**Problem to solve**
Answer these questions about the abstract on hypothetical protein structures below:
1. From which three kinds of organisms were the hypothetical protein structures examined?
2. By what method were the structures of the purified proteins determined?
3. According to the abstract, into what does knowledge of the limits of extremophilic life on Earth give insight?

[75]

A New Paradigm for Environmental Limits of Life: Finding Clues from Unknown Proteins.  J.D. Ng, R.C. Hughes, M. Byrnes, M. Davis and G. Podila. Dept. of Biological Sciences and Laboratory for Structural Biology.  University of Alabama in Huntsville, AL

   The evolution and acclimatization of life of an organism are eventually determined by the stability of the protein’s three-dimensional fold and their specificity.  Common topological shapes of proteins are observed in almost all known structure to-date. Recurring structural motifs in proteins may be a consequence of evolution or as prevalent folds that are inherently thermodynamically stable.  To investigate this phenomenon, we have examined the “hypothetical protein” structures from psychrophilic (cold-loving), hyperthermophilic (hot-loving) and mesophilic (moderate temperature) organisms and compared them to all known protein folds presently known.  Hypothetical proteins are gene products that have no identifiable function and exist as a significant fraction in all genomes. They are of particular interest because these proteins may contain ancient or undiscovered protein folds associated with new functions.  A structural genomics approach has been used in this investigation in which hypothetical proteins have been cloned from known genome sequences.  Recombinant protein expression systems were constructed where purified proteins were crystallized and their structures determined by X-ray crystallography. Comparing structures of homologous proteins from different domains and temperature tolerance of life uncovers the minimal structures important for survival in extreme environments.  Knowledge of the limits, chemical and physical requirements, and output of extremophilic life on Earth gives considerable insight into where life may now be found or have previously existed on other planets within our solar system.  These signatures can then be used to direct subsequent exploration of other planets.

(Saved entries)
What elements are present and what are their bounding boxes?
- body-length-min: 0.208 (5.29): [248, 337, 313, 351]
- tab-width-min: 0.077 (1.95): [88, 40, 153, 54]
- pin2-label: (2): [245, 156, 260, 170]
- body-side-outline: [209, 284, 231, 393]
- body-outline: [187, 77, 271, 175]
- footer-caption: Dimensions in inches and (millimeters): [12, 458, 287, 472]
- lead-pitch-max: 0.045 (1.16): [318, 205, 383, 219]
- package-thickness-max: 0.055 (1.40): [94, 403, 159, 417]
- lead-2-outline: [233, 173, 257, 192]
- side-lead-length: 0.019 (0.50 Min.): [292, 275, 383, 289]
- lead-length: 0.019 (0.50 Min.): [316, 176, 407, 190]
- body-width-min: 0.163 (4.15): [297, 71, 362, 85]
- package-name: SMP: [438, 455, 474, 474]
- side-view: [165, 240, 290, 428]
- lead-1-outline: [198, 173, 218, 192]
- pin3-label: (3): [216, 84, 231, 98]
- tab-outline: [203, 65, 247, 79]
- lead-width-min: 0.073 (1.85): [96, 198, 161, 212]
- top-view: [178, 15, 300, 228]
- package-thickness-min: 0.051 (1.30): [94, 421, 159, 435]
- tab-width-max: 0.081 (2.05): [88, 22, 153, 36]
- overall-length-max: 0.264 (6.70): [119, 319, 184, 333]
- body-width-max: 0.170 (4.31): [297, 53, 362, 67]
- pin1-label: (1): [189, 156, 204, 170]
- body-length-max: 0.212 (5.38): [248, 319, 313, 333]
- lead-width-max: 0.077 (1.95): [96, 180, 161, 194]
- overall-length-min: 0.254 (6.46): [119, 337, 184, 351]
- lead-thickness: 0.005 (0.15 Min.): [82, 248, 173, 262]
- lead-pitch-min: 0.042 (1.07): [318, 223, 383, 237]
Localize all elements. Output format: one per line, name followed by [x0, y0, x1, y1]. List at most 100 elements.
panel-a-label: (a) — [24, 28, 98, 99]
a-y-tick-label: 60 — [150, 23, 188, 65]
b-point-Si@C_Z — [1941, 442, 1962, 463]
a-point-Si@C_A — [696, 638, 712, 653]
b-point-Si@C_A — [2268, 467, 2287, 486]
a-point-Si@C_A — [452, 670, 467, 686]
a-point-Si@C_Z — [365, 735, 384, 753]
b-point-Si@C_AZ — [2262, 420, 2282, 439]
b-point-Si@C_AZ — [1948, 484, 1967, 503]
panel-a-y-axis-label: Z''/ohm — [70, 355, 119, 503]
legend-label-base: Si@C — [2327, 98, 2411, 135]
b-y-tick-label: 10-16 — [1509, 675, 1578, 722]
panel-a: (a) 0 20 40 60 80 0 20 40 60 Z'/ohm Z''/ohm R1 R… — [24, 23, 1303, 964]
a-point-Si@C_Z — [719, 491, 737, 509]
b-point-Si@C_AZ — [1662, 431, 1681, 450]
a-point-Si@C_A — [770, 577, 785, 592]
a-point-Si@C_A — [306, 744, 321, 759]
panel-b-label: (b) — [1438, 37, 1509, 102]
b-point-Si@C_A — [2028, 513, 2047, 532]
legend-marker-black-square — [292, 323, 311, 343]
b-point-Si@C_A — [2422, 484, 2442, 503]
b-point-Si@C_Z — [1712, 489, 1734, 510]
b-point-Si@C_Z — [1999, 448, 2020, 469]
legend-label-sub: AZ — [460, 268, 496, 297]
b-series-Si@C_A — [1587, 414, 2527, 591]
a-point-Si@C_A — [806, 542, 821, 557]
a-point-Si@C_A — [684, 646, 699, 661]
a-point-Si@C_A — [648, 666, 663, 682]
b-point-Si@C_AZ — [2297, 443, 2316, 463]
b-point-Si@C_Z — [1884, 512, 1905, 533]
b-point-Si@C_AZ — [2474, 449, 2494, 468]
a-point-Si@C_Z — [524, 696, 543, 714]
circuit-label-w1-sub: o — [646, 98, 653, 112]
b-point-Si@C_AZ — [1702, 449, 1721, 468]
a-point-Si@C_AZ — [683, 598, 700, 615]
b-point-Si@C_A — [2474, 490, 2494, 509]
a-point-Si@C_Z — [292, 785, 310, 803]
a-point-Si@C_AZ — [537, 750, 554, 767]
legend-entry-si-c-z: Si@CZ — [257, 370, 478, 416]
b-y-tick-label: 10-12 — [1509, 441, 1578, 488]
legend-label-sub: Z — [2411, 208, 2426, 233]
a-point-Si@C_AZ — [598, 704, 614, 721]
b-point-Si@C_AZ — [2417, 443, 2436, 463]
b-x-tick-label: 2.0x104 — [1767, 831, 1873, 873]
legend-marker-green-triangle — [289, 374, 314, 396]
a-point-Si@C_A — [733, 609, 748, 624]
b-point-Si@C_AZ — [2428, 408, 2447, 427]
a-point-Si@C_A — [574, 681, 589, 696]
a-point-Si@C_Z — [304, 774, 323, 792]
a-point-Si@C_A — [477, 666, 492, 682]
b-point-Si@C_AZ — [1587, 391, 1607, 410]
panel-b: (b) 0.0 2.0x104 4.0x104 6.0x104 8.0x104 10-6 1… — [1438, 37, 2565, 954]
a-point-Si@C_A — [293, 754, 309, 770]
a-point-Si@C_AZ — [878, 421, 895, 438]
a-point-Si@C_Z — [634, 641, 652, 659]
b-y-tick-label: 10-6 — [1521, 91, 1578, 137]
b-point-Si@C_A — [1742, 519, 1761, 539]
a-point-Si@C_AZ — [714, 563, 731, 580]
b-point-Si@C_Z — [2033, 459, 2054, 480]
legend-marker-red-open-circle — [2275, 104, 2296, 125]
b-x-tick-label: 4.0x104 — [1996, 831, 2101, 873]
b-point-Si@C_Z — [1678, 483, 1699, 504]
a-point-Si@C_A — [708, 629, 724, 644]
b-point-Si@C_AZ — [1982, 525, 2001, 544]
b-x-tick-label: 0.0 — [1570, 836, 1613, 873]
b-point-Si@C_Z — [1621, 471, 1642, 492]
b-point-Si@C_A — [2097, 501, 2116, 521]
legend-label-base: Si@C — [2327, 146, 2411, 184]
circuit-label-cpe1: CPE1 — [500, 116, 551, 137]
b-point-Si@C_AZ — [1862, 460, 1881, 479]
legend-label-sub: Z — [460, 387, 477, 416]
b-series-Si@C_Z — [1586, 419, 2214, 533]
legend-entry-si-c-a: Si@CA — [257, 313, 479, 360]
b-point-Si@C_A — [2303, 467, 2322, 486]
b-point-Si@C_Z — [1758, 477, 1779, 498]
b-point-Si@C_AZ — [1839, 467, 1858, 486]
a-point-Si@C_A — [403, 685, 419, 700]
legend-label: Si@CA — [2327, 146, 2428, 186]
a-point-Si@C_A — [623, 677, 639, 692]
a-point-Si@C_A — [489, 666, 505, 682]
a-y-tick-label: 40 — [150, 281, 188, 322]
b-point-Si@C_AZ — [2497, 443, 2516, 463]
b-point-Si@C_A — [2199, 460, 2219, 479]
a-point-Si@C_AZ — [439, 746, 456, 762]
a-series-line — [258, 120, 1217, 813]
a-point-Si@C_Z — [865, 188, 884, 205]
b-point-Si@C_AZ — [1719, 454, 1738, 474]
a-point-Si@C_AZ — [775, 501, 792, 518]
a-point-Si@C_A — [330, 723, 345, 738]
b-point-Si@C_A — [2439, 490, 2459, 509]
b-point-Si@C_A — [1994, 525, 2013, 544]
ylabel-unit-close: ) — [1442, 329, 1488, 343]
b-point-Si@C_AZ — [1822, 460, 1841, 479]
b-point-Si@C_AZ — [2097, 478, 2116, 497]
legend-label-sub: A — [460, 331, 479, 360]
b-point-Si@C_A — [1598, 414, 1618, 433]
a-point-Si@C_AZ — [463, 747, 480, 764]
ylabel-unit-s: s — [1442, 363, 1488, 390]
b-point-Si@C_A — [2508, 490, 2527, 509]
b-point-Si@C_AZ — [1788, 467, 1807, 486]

**Solution to the exercise**
1. Psychrophilic (cold-loving), hyperthermophilic (hot-loving) and mesophilic (moderate temperature) organisms.
2. X-ray crystallography.
3. Where life may now be found or have previously existed on other planets within our solar system.